(Linhas de dados)

►

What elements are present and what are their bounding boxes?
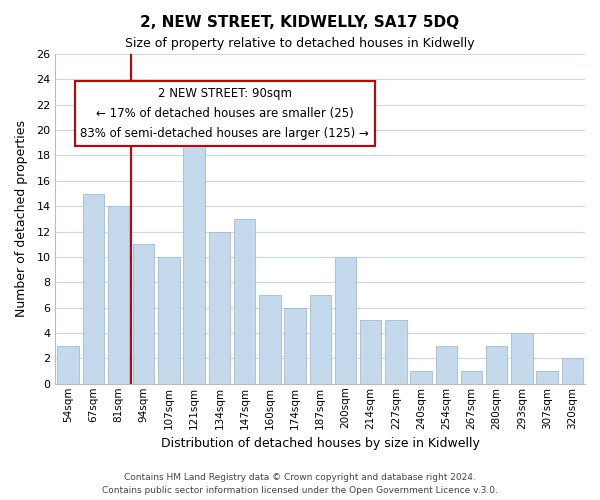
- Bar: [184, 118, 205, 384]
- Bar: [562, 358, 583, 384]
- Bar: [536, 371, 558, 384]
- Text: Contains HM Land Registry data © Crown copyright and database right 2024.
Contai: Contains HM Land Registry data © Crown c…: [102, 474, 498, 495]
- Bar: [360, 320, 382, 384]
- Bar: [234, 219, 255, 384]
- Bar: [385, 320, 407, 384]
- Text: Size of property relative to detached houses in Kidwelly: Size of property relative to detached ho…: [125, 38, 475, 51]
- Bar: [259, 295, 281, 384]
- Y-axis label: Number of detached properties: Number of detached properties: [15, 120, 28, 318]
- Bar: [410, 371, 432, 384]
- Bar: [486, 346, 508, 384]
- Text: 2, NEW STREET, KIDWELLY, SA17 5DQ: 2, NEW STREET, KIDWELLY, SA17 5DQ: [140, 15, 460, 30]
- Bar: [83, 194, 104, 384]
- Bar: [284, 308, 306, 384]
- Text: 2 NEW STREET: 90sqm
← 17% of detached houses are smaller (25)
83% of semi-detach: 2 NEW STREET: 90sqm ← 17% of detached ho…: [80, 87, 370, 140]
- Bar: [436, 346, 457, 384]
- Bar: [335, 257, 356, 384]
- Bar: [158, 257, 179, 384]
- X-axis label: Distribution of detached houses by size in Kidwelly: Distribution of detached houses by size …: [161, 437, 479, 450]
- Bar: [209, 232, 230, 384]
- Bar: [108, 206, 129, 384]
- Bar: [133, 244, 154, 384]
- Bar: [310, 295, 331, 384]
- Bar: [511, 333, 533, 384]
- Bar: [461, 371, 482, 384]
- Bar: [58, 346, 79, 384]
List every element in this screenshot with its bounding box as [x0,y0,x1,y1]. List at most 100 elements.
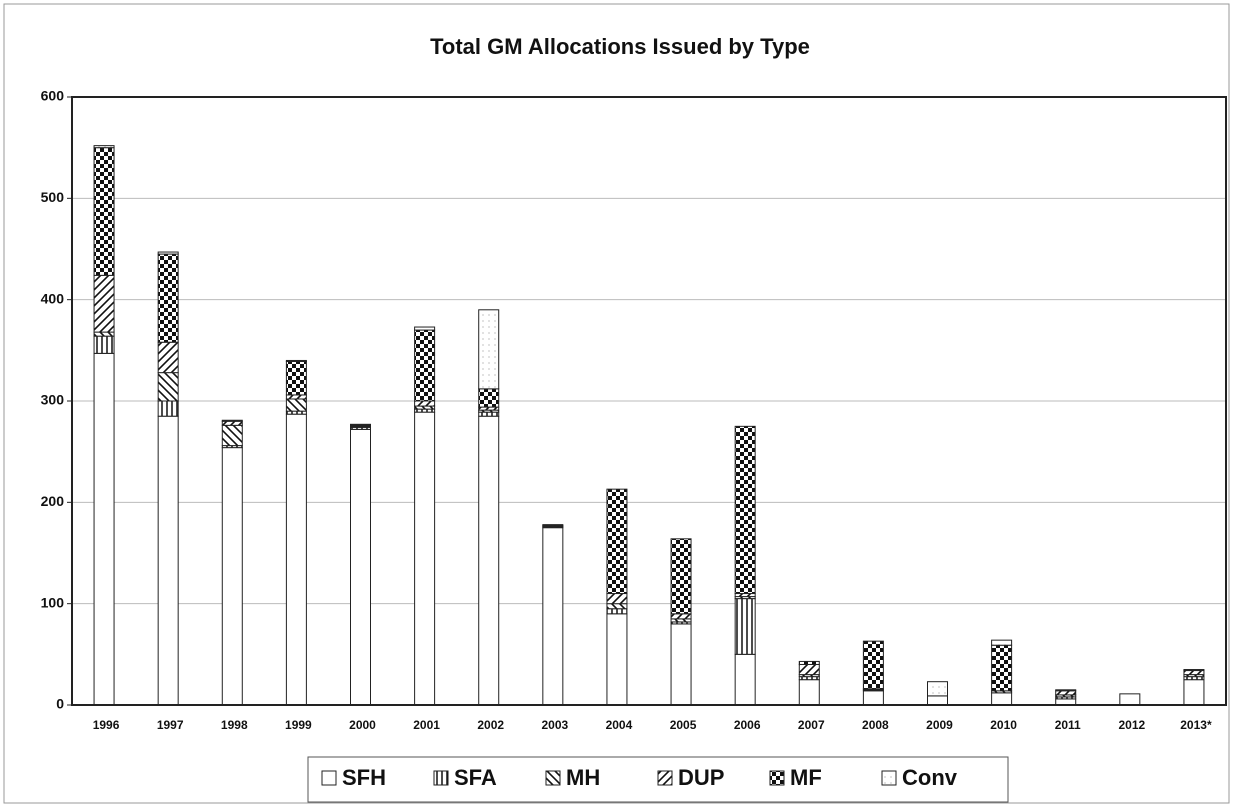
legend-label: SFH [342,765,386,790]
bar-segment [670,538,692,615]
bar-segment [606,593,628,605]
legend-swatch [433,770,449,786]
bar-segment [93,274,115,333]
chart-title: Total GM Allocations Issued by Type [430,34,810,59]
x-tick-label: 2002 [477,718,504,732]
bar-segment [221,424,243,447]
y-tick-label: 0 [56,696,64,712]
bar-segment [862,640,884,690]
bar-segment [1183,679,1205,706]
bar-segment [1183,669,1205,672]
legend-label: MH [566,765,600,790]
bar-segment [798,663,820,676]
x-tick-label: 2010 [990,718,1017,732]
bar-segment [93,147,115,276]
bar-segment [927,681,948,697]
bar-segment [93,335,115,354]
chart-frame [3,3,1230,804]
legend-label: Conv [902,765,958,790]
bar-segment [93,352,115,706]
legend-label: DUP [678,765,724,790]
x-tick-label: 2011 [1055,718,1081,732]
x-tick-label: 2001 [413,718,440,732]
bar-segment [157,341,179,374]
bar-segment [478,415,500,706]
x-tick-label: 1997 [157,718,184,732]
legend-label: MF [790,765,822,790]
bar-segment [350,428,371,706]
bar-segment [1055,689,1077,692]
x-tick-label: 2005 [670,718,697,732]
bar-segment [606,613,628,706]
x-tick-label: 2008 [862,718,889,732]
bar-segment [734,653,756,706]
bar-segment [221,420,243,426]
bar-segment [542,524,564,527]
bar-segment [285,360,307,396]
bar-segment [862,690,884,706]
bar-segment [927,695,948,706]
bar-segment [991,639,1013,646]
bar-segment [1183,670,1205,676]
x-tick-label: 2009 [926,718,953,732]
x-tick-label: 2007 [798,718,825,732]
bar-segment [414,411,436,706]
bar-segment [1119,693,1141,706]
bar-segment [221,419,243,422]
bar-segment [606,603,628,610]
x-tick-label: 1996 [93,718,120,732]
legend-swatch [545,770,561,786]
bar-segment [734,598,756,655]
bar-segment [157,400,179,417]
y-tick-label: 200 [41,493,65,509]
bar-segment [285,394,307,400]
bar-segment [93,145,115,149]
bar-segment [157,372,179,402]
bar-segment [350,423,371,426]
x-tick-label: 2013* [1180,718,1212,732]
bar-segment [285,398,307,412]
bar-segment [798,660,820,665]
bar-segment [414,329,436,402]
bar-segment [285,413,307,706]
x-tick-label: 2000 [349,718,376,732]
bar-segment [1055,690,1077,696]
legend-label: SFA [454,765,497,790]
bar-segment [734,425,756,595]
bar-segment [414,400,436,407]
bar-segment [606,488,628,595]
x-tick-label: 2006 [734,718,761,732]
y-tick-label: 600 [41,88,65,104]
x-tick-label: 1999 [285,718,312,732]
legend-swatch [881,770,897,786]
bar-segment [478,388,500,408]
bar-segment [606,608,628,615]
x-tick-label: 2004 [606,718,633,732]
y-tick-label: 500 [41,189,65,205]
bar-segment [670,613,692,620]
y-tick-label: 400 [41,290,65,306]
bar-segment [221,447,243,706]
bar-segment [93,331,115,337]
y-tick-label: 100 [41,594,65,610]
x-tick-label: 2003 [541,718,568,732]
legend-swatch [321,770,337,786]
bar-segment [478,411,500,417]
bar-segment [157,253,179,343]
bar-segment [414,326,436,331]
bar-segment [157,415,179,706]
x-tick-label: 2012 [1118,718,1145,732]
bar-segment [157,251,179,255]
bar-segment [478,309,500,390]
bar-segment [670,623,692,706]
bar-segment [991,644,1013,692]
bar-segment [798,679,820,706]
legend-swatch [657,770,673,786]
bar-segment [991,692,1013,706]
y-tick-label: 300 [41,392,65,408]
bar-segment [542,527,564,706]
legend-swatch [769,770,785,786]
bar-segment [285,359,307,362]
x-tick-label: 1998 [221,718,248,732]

◄
►

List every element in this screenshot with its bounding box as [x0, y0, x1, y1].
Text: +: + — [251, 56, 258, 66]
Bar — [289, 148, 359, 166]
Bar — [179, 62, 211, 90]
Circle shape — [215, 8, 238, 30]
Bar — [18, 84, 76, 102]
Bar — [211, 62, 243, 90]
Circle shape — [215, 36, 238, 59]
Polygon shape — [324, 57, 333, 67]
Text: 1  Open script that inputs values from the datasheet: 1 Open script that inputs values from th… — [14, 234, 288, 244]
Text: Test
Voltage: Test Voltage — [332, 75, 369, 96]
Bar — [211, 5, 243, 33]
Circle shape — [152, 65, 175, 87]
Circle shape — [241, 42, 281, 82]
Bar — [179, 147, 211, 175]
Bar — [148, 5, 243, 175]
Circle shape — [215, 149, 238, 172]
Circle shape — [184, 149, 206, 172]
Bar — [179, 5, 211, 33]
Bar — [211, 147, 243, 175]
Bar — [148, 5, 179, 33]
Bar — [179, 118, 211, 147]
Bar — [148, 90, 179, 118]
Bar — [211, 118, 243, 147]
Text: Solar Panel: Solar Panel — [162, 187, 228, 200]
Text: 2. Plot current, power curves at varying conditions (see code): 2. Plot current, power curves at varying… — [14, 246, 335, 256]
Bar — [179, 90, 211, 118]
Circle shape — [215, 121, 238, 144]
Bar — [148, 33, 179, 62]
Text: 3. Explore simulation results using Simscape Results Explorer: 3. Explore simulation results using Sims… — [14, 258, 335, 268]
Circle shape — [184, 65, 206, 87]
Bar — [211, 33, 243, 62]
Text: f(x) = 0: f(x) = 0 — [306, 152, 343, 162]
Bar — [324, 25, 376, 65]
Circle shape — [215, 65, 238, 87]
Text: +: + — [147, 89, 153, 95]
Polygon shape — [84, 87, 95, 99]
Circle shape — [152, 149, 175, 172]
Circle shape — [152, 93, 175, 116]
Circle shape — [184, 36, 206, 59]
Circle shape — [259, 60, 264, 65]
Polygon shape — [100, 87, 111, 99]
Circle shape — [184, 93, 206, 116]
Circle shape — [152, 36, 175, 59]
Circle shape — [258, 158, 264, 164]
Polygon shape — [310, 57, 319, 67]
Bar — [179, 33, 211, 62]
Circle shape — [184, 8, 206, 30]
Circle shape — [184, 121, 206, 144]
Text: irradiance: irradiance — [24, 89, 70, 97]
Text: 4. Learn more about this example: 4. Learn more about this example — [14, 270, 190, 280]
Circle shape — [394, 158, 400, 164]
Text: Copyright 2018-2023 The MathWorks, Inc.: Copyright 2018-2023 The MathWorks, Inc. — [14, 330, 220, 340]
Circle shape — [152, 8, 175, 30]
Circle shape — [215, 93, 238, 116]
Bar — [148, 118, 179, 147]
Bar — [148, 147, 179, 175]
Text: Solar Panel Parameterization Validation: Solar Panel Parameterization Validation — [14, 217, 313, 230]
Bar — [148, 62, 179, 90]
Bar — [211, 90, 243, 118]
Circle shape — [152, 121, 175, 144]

◄
►

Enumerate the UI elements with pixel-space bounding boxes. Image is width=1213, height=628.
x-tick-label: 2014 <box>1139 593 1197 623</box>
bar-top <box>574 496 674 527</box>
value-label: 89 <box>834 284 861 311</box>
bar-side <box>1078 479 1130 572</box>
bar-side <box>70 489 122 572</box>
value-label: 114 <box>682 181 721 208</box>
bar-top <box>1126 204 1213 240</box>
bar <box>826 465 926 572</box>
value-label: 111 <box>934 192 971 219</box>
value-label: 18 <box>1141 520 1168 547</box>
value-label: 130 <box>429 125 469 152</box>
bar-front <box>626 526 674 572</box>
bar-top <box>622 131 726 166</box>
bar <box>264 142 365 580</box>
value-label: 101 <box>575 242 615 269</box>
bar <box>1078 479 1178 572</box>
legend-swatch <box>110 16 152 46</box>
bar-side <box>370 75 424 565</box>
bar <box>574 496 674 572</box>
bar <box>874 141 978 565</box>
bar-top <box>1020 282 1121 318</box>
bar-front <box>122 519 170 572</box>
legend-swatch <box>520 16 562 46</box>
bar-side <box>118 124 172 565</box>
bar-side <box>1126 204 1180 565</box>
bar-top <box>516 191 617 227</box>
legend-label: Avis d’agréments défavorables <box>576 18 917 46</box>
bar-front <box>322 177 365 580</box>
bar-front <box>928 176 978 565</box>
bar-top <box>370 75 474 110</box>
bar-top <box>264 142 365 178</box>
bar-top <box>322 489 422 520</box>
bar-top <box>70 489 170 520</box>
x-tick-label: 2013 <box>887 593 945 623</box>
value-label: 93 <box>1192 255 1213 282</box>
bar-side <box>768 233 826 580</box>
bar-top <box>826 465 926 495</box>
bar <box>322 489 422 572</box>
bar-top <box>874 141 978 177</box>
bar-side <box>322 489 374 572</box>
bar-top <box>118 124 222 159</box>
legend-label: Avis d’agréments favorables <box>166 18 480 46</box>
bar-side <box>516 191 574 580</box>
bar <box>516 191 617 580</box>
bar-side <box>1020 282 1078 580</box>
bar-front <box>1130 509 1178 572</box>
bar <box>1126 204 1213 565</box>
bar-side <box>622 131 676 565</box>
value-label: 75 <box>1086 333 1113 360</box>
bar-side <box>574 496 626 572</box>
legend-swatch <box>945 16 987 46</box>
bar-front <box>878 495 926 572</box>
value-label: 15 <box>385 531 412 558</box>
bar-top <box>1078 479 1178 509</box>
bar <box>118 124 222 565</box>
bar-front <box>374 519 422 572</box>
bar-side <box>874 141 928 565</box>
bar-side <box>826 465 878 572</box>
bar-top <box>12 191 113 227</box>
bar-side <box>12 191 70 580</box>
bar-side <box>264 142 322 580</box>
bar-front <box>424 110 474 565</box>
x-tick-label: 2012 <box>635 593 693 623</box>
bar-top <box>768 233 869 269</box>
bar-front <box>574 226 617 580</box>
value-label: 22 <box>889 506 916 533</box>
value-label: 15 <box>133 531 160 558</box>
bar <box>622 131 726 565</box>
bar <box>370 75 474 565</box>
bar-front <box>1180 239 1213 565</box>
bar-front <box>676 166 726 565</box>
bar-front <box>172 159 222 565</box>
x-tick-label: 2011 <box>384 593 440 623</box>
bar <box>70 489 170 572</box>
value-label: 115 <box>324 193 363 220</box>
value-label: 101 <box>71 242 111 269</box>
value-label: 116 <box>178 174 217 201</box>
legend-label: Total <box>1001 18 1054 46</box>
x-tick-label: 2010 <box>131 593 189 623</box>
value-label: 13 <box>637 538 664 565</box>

◄

■ **Enunciado**
Reproduza sem nenhuma alteração as linhas que começam na que contém "y0, x1, y1]." e terminam na que contém "Circle shape — [215, 36, 238, 59]".

■ **Resposta completa**
List every element in this screenshot with its bounding box as [x0, y0, x1, y1].
Text: +: + — [251, 56, 258, 66]
Bar — [289, 148, 359, 166]
Bar — [179, 62, 211, 90]
Circle shape — [215, 8, 238, 30]
Bar — [18, 84, 76, 102]
Bar — [211, 62, 243, 90]
Circle shape — [215, 36, 238, 59]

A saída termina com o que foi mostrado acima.